Work required
Repeat the material exactly, every line of it.

══ Records for the exercise ══

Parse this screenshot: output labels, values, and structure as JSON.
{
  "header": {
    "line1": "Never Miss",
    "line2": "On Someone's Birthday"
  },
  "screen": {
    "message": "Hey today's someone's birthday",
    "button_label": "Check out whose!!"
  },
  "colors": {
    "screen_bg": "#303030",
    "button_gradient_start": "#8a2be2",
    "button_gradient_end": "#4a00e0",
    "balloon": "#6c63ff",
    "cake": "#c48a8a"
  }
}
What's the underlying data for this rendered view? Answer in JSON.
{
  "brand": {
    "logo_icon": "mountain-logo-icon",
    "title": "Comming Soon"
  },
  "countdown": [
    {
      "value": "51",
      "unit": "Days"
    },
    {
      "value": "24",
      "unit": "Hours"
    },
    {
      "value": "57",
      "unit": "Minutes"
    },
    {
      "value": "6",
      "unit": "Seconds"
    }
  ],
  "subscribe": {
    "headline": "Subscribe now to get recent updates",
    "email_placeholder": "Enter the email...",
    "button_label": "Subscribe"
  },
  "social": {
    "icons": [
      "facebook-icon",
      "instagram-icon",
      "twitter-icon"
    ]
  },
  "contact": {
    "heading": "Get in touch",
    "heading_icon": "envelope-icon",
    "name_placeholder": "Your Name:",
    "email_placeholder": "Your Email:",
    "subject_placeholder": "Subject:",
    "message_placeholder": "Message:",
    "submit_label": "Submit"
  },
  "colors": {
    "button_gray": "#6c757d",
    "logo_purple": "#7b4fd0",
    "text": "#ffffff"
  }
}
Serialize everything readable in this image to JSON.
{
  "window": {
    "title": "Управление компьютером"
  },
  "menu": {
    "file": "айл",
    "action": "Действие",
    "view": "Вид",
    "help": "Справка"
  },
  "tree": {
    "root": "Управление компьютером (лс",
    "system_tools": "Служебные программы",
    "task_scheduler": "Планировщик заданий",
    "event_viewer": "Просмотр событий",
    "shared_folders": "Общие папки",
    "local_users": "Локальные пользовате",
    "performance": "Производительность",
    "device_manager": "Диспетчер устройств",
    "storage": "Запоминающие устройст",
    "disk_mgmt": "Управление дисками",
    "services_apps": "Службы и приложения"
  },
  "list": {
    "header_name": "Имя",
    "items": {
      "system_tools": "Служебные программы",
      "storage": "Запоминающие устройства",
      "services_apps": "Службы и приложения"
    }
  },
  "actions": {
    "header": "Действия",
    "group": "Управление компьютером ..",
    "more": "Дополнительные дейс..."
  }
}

═══

Response
Parse this screenshot: output labels, values, and structure as JSON.
{
  "header": {
    "line1": "Never Miss",
    "line2": "On Someone's Birthday"
  },
  "screen": {
    "message": "Hey today's someone's birthday",
    "button_label": "Check out whose!!"
  },
  "colors": {
    "screen_bg": "#303030",
    "button_gradient_start": "#8a2be2",
    "button_gradient_end": "#4a00e0",
    "balloon": "#6c63ff",
    "cake": "#c48a8a"
  }
}
What's the underlying data for this rendered view? Answer in JSON.
{
  "brand": {
    "logo_icon": "mountain-logo-icon",
    "title": "Comming Soon"
  },
  "countdown": [
    {
      "value": "51",
      "unit": "Days"
    },
    {
      "value": "24",
      "unit": "Hours"
    },
    {
      "value": "57",
      "unit": "Minutes"
    },
    {
      "value": "6",
      "unit": "Seconds"
    }
  ],
  "subscribe": {
    "headline": "Subscribe now to get recent updates",
    "email_placeholder": "Enter the email...",
    "button_label": "Subscribe"
  },
  "social": {
    "icons": [
      "facebook-icon",
      "instagram-icon",
      "twitter-icon"
    ]
  },
  "contact": {
    "heading": "Get in touch",
    "heading_icon": "envelope-icon",
    "name_placeholder": "Your Name:",
    "email_placeholder": "Your Email:",
    "subject_placeholder": "Subject:",
    "message_placeholder": "Message:",
    "submit_label": "Submit"
  },
  "colors": {
    "button_gray": "#6c757d",
    "logo_purple": "#7b4fd0",
    "text": "#ffffff"
  }
}
Serialize everything readable in this image to JSON.
{
  "window": {
    "title": "Управление компьютером"
  },
  "menu": {
    "file": "айл",
    "action": "Действие",
    "view": "Вид",
    "help": "Справка"
  },
  "tree": {
    "root": "Управление компьютером (лс",
    "system_tools": "Служебные программы",
    "task_scheduler": "Планировщик заданий",
    "event_viewer": "Просмотр событий",
    "shared_folders": "Общие папки",
    "local_users": "Локальные пользовате",
    "performance": "Производительность",
    "device_manager": "Диспетчер устройств",
    "storage": "Запоминающие устройст",
    "disk_mgmt": "Управление дисками",
    "services_apps": "Службы и приложения"
  },
  "list": {
    "header_name": "Имя",
    "items": {
      "system_tools": "Служебные программы",
      "storage": "Запоминающие устройства",
      "services_apps": "Службы и приложения"
    }
  },
  "actions": {
    "header": "Действия",
    "group": "Управление компьютером ..",
    "more": "Дополнительные дейс..."
  }
}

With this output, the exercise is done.